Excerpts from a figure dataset
____

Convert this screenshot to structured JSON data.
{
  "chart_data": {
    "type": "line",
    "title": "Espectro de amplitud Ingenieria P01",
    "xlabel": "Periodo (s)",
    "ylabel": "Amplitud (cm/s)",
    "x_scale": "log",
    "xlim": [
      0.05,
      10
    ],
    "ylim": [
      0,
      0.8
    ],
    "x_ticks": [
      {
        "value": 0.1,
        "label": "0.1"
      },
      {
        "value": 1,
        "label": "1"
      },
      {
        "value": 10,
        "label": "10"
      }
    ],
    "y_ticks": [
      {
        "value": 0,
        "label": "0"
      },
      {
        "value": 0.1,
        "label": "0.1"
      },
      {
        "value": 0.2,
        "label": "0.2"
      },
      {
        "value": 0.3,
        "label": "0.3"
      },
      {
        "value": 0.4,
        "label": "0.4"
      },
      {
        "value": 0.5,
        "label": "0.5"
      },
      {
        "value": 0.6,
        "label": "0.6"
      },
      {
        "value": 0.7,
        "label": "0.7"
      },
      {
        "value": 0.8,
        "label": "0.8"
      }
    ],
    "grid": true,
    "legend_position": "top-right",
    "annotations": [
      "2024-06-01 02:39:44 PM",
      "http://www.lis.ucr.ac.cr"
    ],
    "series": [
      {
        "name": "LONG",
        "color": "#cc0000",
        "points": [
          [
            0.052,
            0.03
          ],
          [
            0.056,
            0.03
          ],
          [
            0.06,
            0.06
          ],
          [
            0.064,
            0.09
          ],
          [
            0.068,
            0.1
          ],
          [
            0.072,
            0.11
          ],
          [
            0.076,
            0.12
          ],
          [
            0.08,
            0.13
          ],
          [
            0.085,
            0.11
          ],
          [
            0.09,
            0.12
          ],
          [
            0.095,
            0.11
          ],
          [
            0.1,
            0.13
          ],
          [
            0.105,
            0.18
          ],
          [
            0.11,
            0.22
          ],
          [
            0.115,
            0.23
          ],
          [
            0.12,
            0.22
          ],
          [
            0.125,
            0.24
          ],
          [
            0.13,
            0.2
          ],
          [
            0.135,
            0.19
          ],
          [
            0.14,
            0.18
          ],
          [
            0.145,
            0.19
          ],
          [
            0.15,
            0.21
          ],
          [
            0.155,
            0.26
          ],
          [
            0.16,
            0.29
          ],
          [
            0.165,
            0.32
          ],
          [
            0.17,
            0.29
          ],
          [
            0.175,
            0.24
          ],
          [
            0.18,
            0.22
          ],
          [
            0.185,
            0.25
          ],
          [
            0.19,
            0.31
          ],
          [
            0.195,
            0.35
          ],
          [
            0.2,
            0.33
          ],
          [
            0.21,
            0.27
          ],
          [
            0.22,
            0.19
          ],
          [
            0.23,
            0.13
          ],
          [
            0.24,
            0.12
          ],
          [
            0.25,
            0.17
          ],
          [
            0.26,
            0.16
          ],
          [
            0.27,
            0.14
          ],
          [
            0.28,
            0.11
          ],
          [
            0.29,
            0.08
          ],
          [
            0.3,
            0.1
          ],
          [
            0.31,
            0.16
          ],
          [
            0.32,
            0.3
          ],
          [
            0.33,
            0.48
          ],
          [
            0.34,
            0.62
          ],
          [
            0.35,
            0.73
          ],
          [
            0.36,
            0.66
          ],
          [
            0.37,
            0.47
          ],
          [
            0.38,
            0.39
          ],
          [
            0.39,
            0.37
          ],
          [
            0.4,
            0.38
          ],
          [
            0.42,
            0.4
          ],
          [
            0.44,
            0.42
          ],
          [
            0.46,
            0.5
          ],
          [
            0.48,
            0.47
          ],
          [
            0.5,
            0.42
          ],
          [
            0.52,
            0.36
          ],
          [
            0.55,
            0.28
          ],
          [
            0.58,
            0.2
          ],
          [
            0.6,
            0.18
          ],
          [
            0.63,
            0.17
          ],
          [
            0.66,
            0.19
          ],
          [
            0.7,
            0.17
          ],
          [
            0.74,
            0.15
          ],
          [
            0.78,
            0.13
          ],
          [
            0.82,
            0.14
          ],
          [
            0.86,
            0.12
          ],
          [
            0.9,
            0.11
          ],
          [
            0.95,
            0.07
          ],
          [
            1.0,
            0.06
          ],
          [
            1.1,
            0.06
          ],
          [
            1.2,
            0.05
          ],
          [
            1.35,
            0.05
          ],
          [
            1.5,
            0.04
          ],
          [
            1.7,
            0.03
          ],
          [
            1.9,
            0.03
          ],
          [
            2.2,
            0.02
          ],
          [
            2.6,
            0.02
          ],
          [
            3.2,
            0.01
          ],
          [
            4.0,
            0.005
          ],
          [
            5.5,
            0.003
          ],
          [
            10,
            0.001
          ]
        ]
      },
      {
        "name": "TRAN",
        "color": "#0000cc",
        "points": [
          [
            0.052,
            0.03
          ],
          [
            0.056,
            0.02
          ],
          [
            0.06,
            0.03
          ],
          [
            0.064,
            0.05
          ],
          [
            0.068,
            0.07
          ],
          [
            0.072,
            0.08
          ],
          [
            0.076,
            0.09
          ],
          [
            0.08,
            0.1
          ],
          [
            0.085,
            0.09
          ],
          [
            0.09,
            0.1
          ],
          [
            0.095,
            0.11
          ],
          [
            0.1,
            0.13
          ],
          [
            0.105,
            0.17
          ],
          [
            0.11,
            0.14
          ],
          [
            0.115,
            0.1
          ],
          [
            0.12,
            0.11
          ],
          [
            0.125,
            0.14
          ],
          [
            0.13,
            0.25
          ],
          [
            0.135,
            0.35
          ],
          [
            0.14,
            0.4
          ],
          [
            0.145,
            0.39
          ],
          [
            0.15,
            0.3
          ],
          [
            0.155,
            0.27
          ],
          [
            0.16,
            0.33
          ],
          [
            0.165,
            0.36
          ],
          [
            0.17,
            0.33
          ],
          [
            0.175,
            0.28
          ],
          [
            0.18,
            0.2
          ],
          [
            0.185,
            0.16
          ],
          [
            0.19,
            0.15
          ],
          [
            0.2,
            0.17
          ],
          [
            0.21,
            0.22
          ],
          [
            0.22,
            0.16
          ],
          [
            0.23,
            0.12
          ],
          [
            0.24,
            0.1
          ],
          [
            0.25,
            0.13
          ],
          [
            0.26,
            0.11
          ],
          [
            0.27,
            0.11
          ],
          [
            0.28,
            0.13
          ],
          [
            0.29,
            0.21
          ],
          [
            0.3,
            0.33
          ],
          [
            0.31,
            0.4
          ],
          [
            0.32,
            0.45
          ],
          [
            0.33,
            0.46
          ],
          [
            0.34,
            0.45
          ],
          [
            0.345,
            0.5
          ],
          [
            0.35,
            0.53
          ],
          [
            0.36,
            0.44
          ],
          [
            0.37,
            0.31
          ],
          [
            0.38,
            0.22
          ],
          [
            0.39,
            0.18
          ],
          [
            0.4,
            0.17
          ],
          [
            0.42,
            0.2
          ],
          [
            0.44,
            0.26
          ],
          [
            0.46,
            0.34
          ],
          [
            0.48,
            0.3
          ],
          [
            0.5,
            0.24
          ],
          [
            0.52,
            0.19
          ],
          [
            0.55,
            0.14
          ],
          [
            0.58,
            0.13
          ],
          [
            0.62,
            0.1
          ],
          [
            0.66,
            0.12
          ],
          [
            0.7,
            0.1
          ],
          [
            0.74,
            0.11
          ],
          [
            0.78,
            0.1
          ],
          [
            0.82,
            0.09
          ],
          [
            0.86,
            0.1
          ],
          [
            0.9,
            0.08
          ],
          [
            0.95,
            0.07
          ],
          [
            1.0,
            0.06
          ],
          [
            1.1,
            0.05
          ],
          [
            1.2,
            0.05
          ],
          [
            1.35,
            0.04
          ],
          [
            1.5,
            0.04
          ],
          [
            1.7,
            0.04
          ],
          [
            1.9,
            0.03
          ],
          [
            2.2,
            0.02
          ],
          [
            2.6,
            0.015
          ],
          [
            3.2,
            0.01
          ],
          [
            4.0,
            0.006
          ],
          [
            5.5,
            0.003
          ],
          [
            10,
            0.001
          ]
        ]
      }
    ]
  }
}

____

## EXERCISE
Copy out every line in the listing where the word "value" appears.

## REPLY
        "value": 0.1,
        "value": 1,
        "value": 10,
        "value": 0,
        "value": 0.1,
        "value": 0.2,
        "value": 0.3,
        "value": 0.4,
        "value": 0.5,
        "value": 0.6,
        "value": 0.7,
        "value": 0.8,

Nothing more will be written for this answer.